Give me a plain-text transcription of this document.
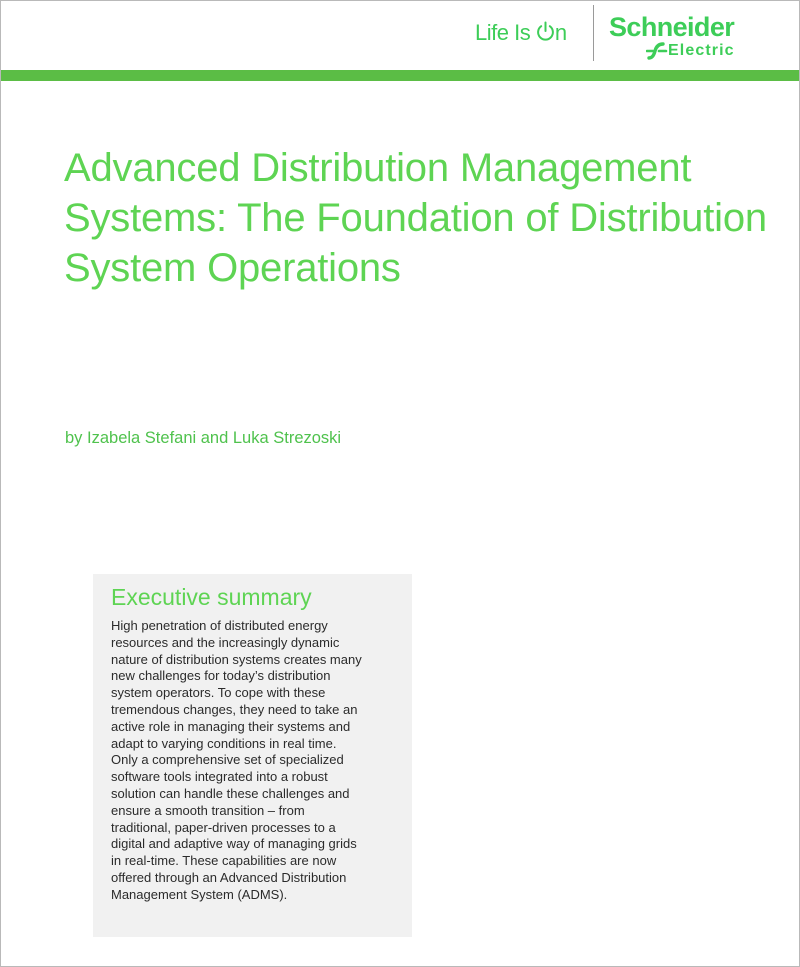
Life Is n Schneider
Electric
Advanced Distribution Management Systems: The Foundation of Distribution System Operations
by Izabela Stefani and Luka Strezoski
Executive summary

High penetration of distributed energy
resources and the increasingly dynamic
nature of distribution systems creates many
new challenges for today’s distribution
system operators. To cope with these
tremendous changes, they need to take an
active role in managing their systems and
adapt to varying conditions in real time.
Only a comprehensive set of specialized
software tools integrated into a robust
solution can handle these challenges and
ensure a smooth transition – from
traditional, paper-driven processes to a
digital and adaptive way of managing grids
in real-time. These capabilities are now
offered through an Advanced Distribution
Management System (ADMS).
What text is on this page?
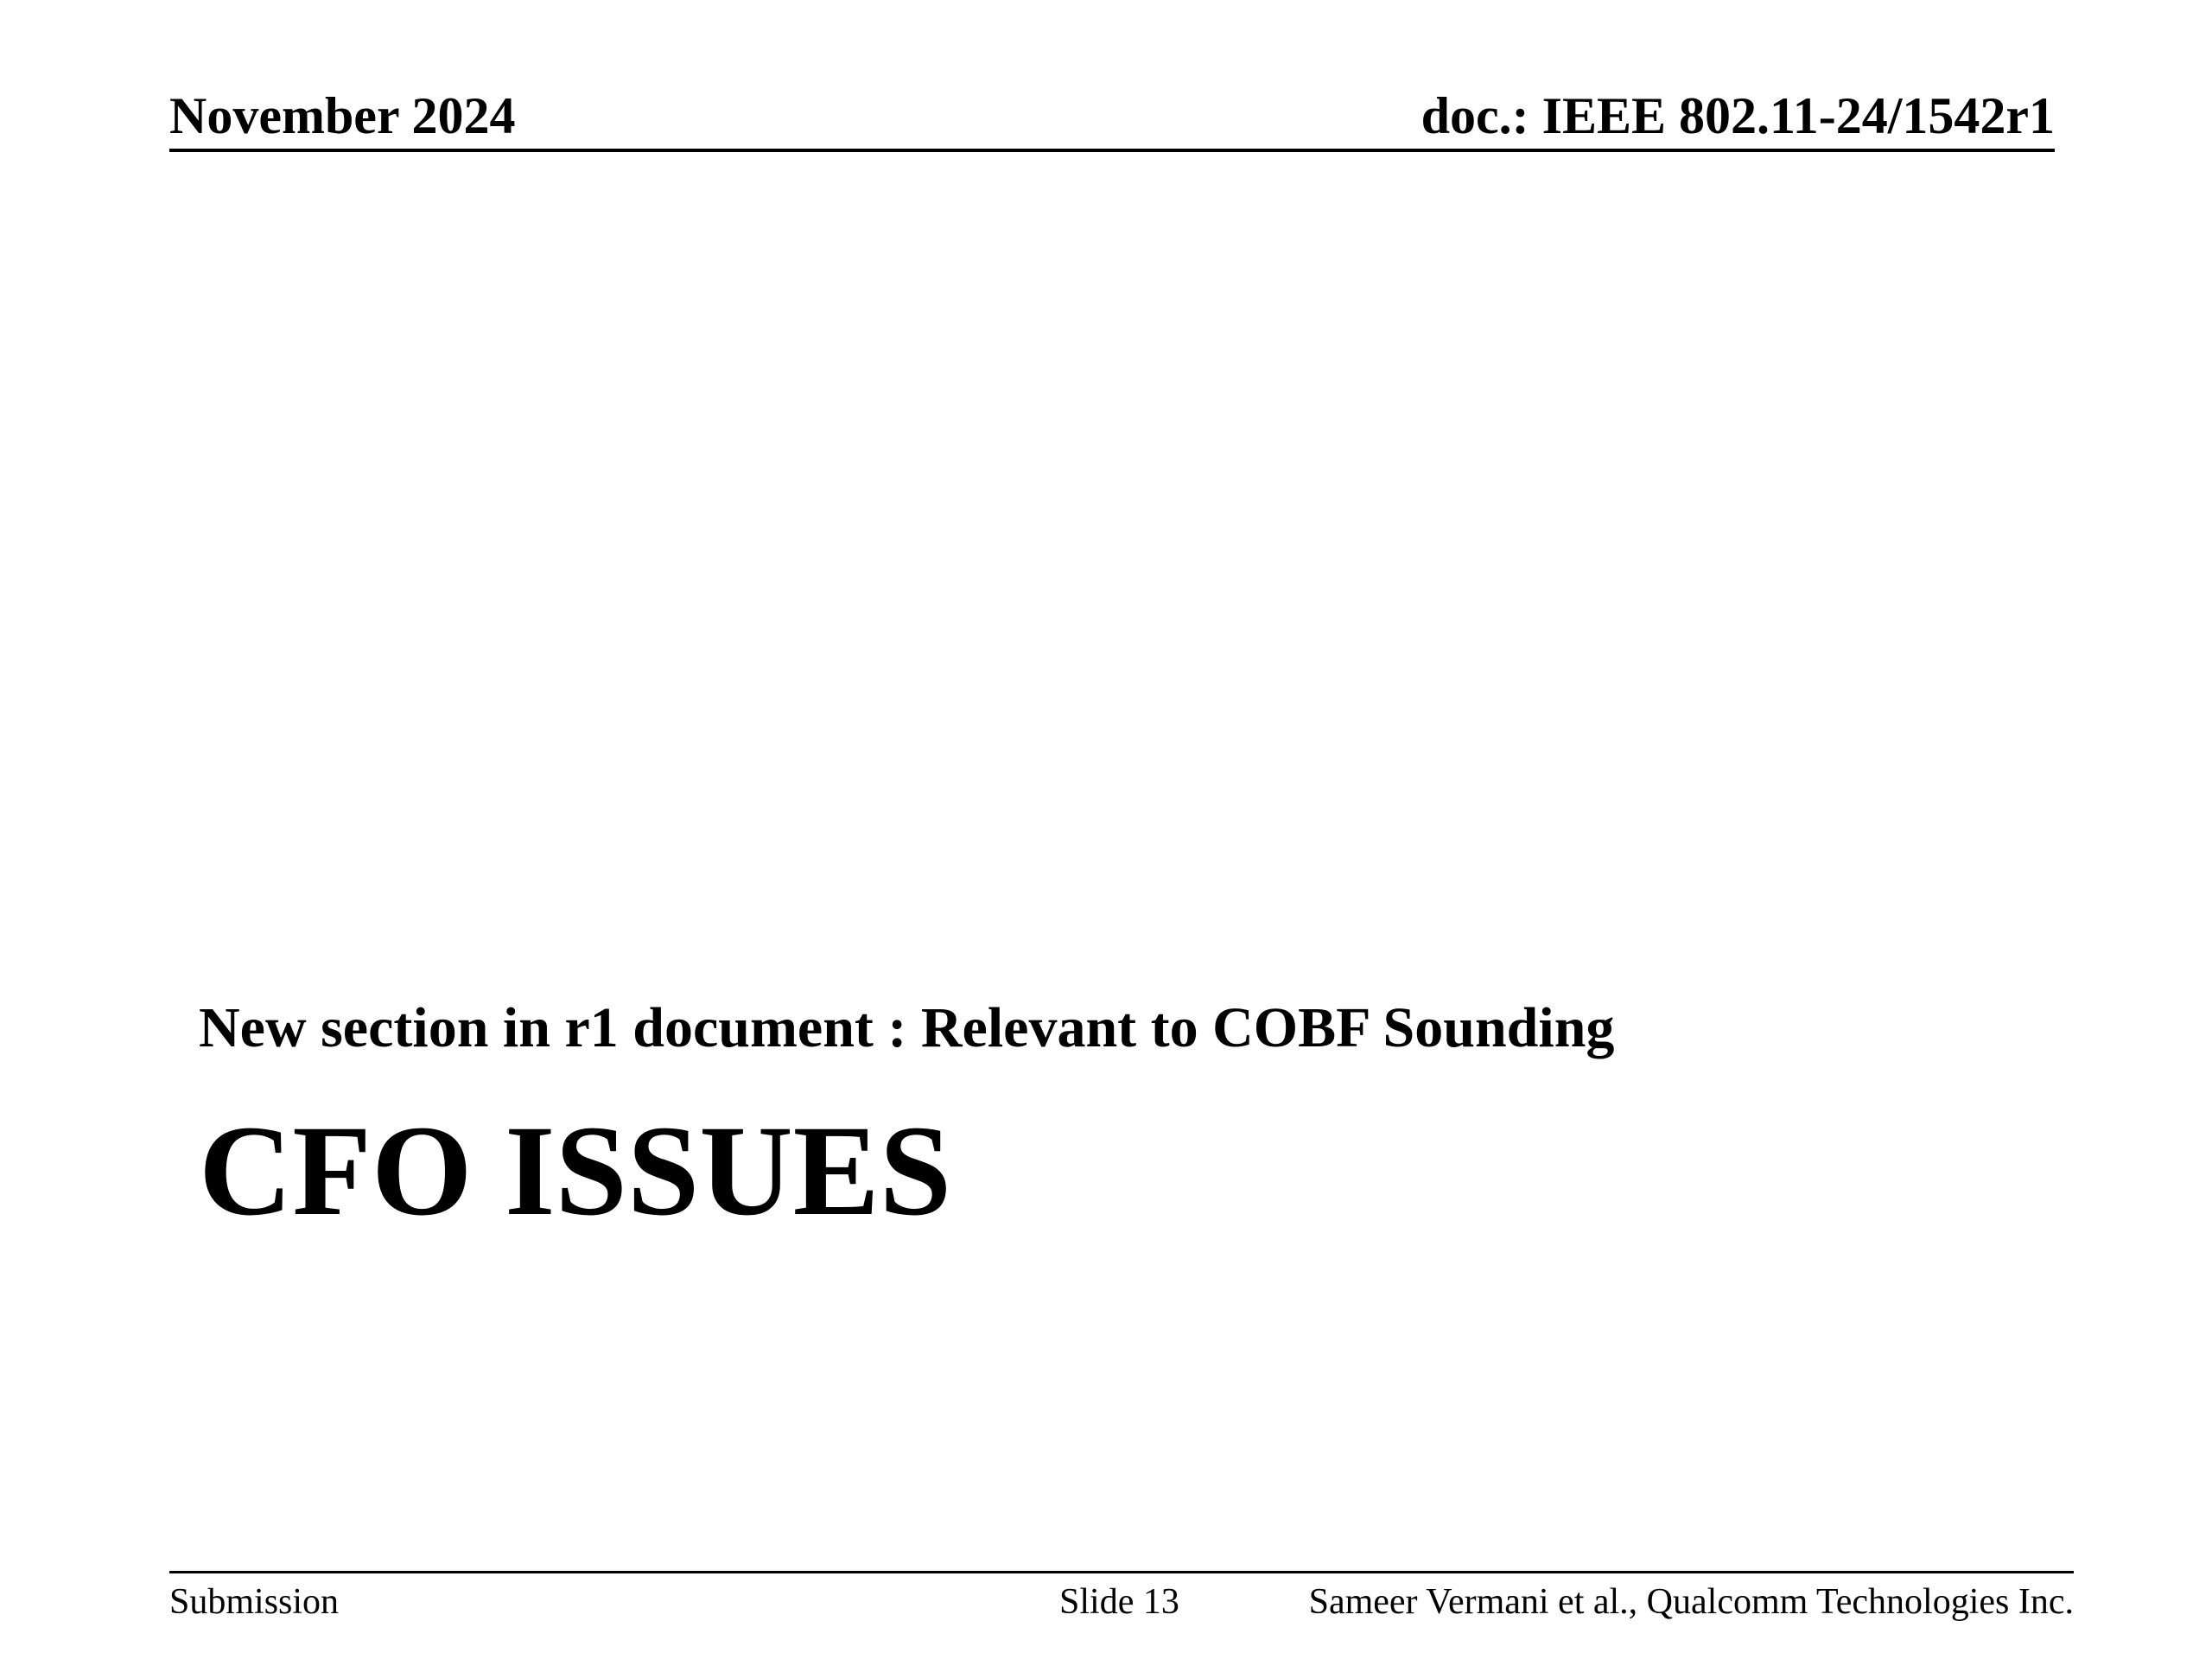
November 2024	doc.: IEEE 802.11-24/1542r1
New section in r1 document : Relevant to COBF Sounding
CFO ISSUES
Submission	Slide 13	Sameer Vermani et al., Qualcomm Technologies Inc.
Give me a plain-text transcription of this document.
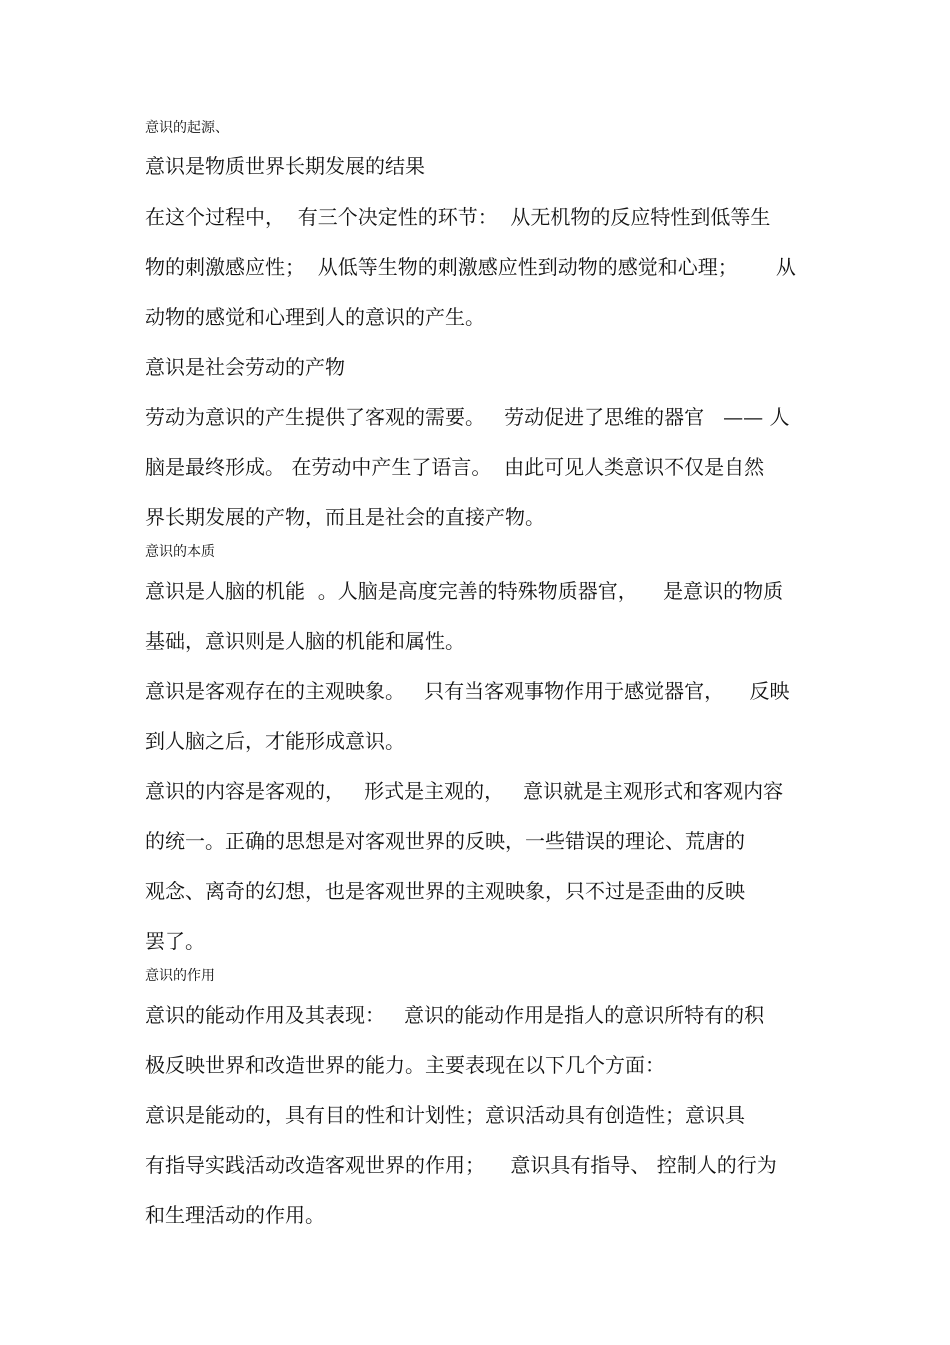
意识的起源、
意识是物质世界长期发展的结果
在这个过程中，  有三个决定性的环节：  从无机物的反应特性到低等生
物的刺激感应性；  从低等生物的刺激感应性到动物的感觉和心理；      从
动物的感觉和心理到人的意识的产生。
意识是社会劳动的产物
劳动为意识的产生提供了客观的需要。   劳动促进了思维的器官   —— 人
脑是最终形成。 在劳动中产生了语言。  由此可见人类意识不仅是自然
界长期发展的产物，而且是社会的直接产物。
意识的本质
意识是人脑的机能  。人脑是高度完善的特殊物质器官，    是意识的物质
基础，意识则是人脑的机能和属性。
意识是客观存在的主观映象。   只有当客观事物作用于感觉器官，    反映
到人脑之后，才能形成意识。
意识的内容是客观的，   形式是主观的，   意识就是主观形式和客观内容
的统一。正确的思想是对客观世界的反映，一些错误的理论、荒唐的
观念、离奇的幻想，也是客观世界的主观映象，只不过是歪曲的反映
罢了。
意识的作用
意识的能动作用及其表现：   意识的能动作用是指人的意识所特有的积
极反映世界和改造世界的能力。主要表现在以下几个方面：
意识是能动的，具有目的性和计划性；意识活动具有创造性；意识具
有指导实践活动改造客观世界的作用；    意识具有指导、 控制人的行为
和生理活动的作用。
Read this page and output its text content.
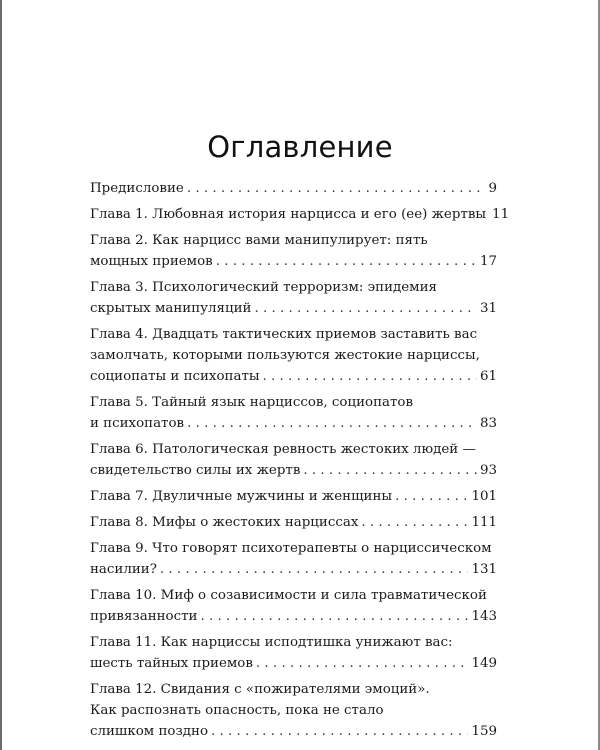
Оглавление
Предисловие . . .	9
Глава 1. Любовная история нарцисса и его (ее) жертвы 11
Глава 2. Как нарцисс вами манипулирует: пять
мощных приемов . . .	17
Глава 3. Психологический терроризм: эпидемия
скрытых манипуляций . . .	31
Глава 4. Двадцать тактических приемов заставить вас
замолчать, которыми пользуются жестокие нарциссы,
социопаты и психопаты . . .	61
Глава 5. Тайный язык нарциссов, социопатов
и психопатов . . .	83
Глава 6. Патологическая ревность жестоких людей —
свидетельство силы их жертв . . .	93
Глава 7. Двуличные мужчины и женщины . . .	101
Глава 8. Мифы о жестоких нарциссах . . .	111
Глава 9. Что говорят психотерапевты о нарциссическом
насилии? . . .	131
Глава 10. Миф о созависимости и сила травматической
привязанности . . .	143
Глава 11. Как нарциссы исподтишка унижают вас:
шесть тайных приемов . . .	149
Глава 12. Свидания с «пожирателями эмоций».
Как распознать опасность, пока не стало
слишком поздно . . .	159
——————————
* **Work to do**: Looking at the entries above, state how many lines contain "нарциссы"; give the number alone.

* **Exercise output**: 2